## Brief
Gather up the lines with the word "POSTURAS" in them.

☆ ☆ ☆ ☆

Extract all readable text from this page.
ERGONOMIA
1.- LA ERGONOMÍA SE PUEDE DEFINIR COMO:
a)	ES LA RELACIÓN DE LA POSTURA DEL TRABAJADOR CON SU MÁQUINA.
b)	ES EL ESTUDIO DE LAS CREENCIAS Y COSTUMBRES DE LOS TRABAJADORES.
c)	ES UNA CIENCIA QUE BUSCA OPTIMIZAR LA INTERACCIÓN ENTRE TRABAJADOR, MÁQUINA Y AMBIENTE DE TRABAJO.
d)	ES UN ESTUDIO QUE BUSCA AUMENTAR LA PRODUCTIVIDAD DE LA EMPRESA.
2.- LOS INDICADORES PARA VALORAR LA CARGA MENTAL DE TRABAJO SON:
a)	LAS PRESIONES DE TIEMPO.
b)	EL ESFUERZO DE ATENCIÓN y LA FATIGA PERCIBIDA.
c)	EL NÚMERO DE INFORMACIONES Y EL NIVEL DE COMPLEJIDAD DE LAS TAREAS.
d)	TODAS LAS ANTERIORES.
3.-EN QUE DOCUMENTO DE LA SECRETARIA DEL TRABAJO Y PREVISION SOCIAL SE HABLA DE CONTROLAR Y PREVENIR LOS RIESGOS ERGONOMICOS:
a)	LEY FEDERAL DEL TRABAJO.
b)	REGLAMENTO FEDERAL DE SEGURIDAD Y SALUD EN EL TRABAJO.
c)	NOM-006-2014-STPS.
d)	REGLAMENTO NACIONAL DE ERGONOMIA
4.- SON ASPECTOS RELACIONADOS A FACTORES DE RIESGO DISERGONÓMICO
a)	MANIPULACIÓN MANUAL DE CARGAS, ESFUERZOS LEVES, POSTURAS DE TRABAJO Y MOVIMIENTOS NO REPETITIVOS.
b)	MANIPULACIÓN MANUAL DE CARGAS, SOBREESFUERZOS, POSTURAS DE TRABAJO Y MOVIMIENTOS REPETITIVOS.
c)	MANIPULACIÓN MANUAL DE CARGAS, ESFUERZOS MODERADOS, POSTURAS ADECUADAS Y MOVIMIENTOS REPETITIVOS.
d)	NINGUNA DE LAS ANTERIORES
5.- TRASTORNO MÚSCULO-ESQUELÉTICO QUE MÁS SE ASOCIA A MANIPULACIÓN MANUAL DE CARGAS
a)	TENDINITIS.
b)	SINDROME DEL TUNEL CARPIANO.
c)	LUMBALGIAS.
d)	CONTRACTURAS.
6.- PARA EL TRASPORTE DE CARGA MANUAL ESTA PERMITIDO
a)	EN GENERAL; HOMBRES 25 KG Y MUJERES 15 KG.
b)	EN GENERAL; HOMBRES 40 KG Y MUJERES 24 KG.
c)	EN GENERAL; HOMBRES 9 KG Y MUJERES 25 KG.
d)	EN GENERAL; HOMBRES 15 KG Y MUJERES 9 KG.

☆ ☆ ☆ ☆

## Correct result
a)	MANIPULACIÓN MANUAL DE CARGAS, ESFUERZOS LEVES, POSTURAS DE TRABAJO Y MOVIMIENTOS NO REPETITIVOS.
b)	MANIPULACIÓN MANUAL DE CARGAS, SOBREESFUERZOS, POSTURAS DE TRABAJO Y MOVIMIENTOS REPETITIVOS.
c)	MANIPULACIÓN MANUAL DE CARGAS, ESFUERZOS MODERADOS, POSTURAS ADECUADAS Y MOVIMIENTOS REPETITIVOS.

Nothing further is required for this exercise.